(Part of a data file)
** START **

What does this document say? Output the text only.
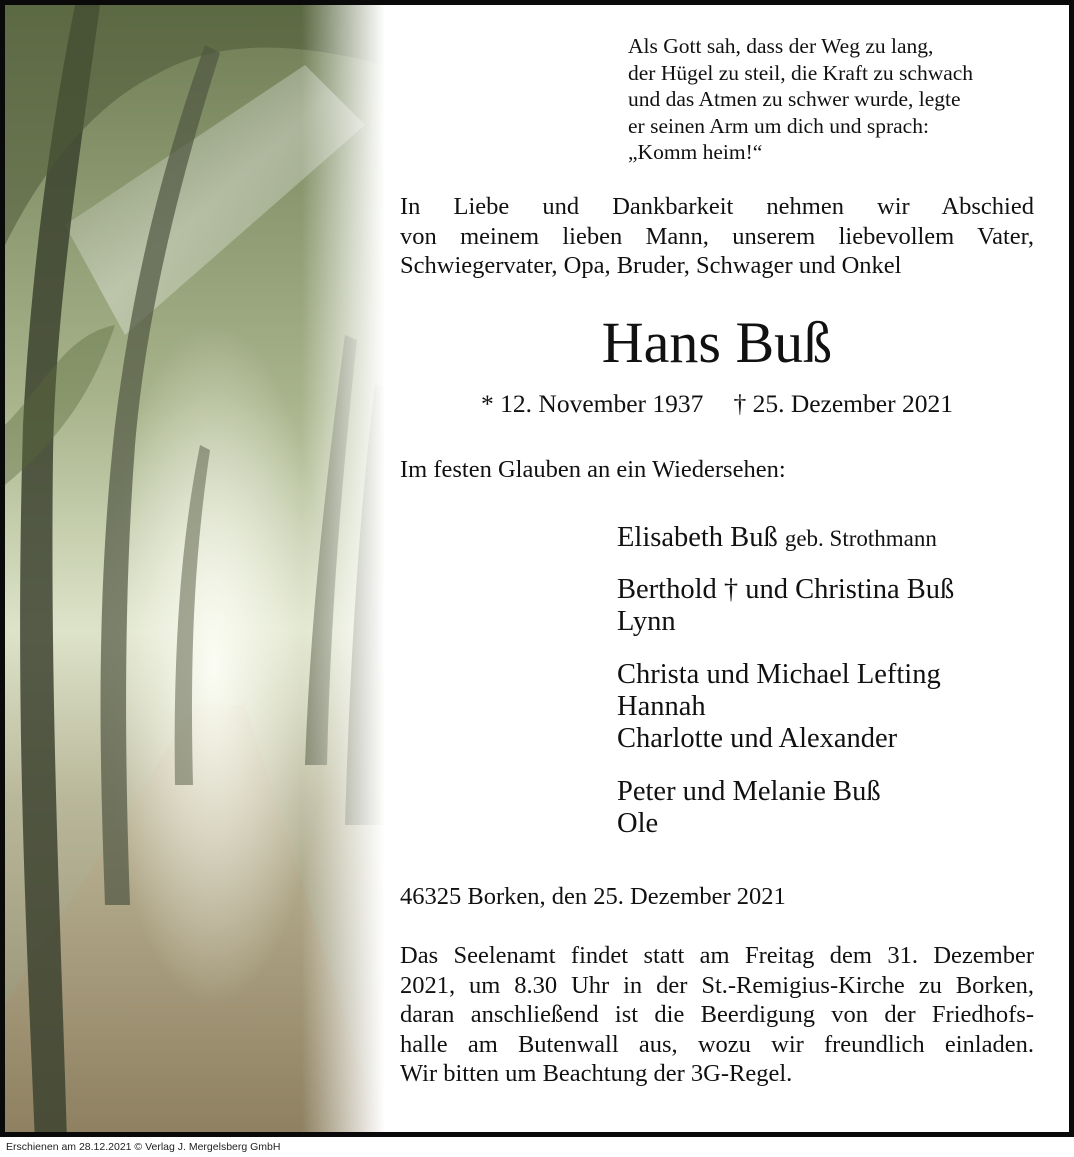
Als Gott sah, dass der Weg zu lang,
der Hügel zu steil, die Kraft zu schwach
und das Atmen zu schwer wurde, legte
er seinen Arm um dich und sprach:
„Komm heim!“
In Liebe und Dankbarkeit nehmen wir Abschied
von meinem lieben Mann, unserem liebevollem Vater,
Schwiegervater, Opa, Bruder, Schwager und Onkel
Hans Buß
* 12. November 1937 † 25. Dezember 2021
Im festen Glauben an ein Wiedersehen:
Elisabeth Buß geb. Strothmann
Berthold † und Christina Buß
Lynn
Christa und Michael Lefting
Hannah
Charlotte und Alexander
Peter und Melanie Buß
Ole
46325 Borken, den 25. Dezember 2021
Das Seelenamt findet statt am Freitag dem 31. Dezember
2021, um 8.30 Uhr in der St.-Remigius-Kirche zu Borken,
daran anschließend ist die Beerdigung von der Friedhofs-
halle am Butenwall aus, wozu wir freundlich einladen.
Wir bitten um Beachtung der 3G-Regel.
Erschienen am 28.12.2021 © Verlag J. Mergelsberg GmbH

** END **

To do:
Leave the pictures out and copy the rest of the data exactly.

Result below:
What does this document say? Output the text only.
Als Gott sah, dass der Weg zu lang,
der Hügel zu steil, die Kraft zu schwach
und das Atmen zu schwer wurde, legte
er seinen Arm um dich und sprach:
„Komm heim!“
In Liebe und Dankbarkeit nehmen wir Abschied
von meinem lieben Mann, unserem liebevollem Vater,
Schwiegervater, Opa, Bruder, Schwager und Onkel
Hans Buß
* 12. November 1937 † 25. Dezember 2021
Im festen Glauben an ein Wiedersehen:
Elisabeth Buß geb. Strothmann
Berthold † und Christina Buß
Lynn
Christa und Michael Lefting
Hannah
Charlotte und Alexander
Peter und Melanie Buß
Ole
46325 Borken, den 25. Dezember 2021
Das Seelenamt findet statt am Freitag dem 31. Dezember
2021, um 8.30 Uhr in der St.-Remigius-Kirche zu Borken,
daran anschließend ist die Beerdigung von der Friedhofs-
halle am Butenwall aus, wozu wir freundlich einladen.
Wir bitten um Beachtung der 3G-Regel.
Erschienen am 28.12.2021 © Verlag J. Mergelsberg GmbH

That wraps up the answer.